▸ **TASK BRIEF**
Your copy of the material below should match it exactly, except that it holds no pictures.

:: DATASET RECORDS

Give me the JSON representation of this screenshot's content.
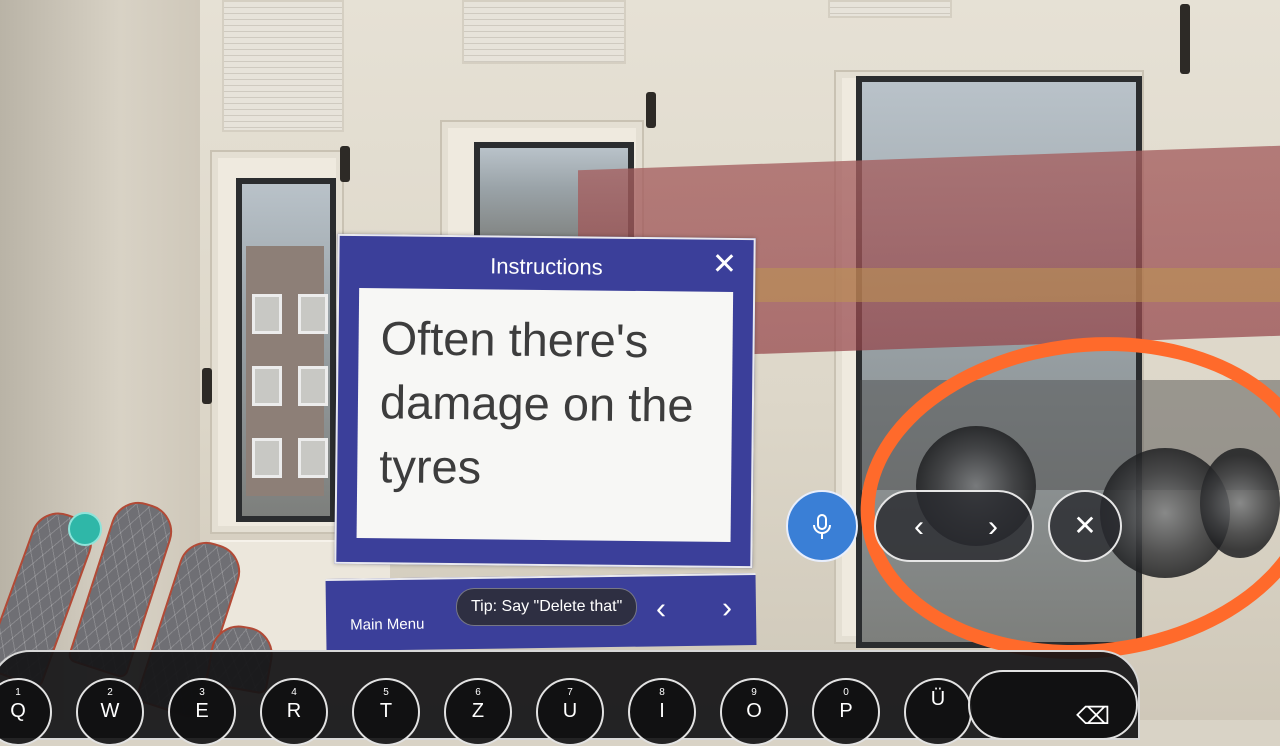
{
  "instructions_panel": {
    "title": "Instructions",
    "close_glyph": "✕",
    "body": "Often there's damage on the tyres"
  },
  "main_menu": {
    "label": "Main Menu",
    "prev_glyph": "‹",
    "next_glyph": "›"
  },
  "tip": {
    "text": "Tip: Say \"Delete that\""
  },
  "controls": {
    "mic_icon": "microphone-icon",
    "prev_glyph": "‹",
    "next_glyph": "›",
    "close_glyph": "✕",
    "mic_color": "#3a7fd6"
  },
  "keyboard": {
    "keys": [
      {
        "num": "1",
        "ch": "Q"
      },
      {
        "num": "2",
        "ch": "W"
      },
      {
        "num": "3",
        "ch": "E"
      },
      {
        "num": "4",
        "ch": "R"
      },
      {
        "num": "5",
        "ch": "T"
      },
      {
        "num": "6",
        "ch": "Z"
      },
      {
        "num": "7",
        "ch": "U"
      },
      {
        "num": "8",
        "ch": "I"
      },
      {
        "num": "9",
        "ch": "O"
      },
      {
        "num": "0",
        "ch": "P"
      },
      {
        "num": "",
        "ch": "Ü"
      }
    ],
    "backspace_glyph": "⌫"
  },
  "colors": {
    "panel_blue": "#3b3f9a",
    "annotation_orange": "#ff6a2b",
    "hand_marker": "#2fb7a8"
  }
}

::::

▸ **ANSWER TO THE PROBLEM**
Give me the JSON representation of this screenshot's content.
{
  "instructions_panel": {
    "title": "Instructions",
    "close_glyph": "✕",
    "body": "Often there's damage on the tyres"
  },
  "main_menu": {
    "label": "Main Menu",
    "prev_glyph": "‹",
    "next_glyph": "›"
  },
  "tip": {
    "text": "Tip: Say \"Delete that\""
  },
  "controls": {
    "mic_icon": "microphone-icon",
    "prev_glyph": "‹",
    "next_glyph": "›",
    "close_glyph": "✕",
    "mic_color": "#3a7fd6"
  },
  "keyboard": {
    "keys": [
      {
        "num": "1",
        "ch": "Q"
      },
      {
        "num": "2",
        "ch": "W"
      },
      {
        "num": "3",
        "ch": "E"
      },
      {
        "num": "4",
        "ch": "R"
      },
      {
        "num": "5",
        "ch": "T"
      },
      {
        "num": "6",
        "ch": "Z"
      },
      {
        "num": "7",
        "ch": "U"
      },
      {
        "num": "8",
        "ch": "I"
      },
      {
        "num": "9",
        "ch": "O"
      },
      {
        "num": "0",
        "ch": "P"
      },
      {
        "num": "",
        "ch": "Ü"
      }
    ],
    "backspace_glyph": "⌫"
  },
  "colors": {
    "panel_blue": "#3b3f9a",
    "annotation_orange": "#ff6a2b",
    "hand_marker": "#2fb7a8"
  }
}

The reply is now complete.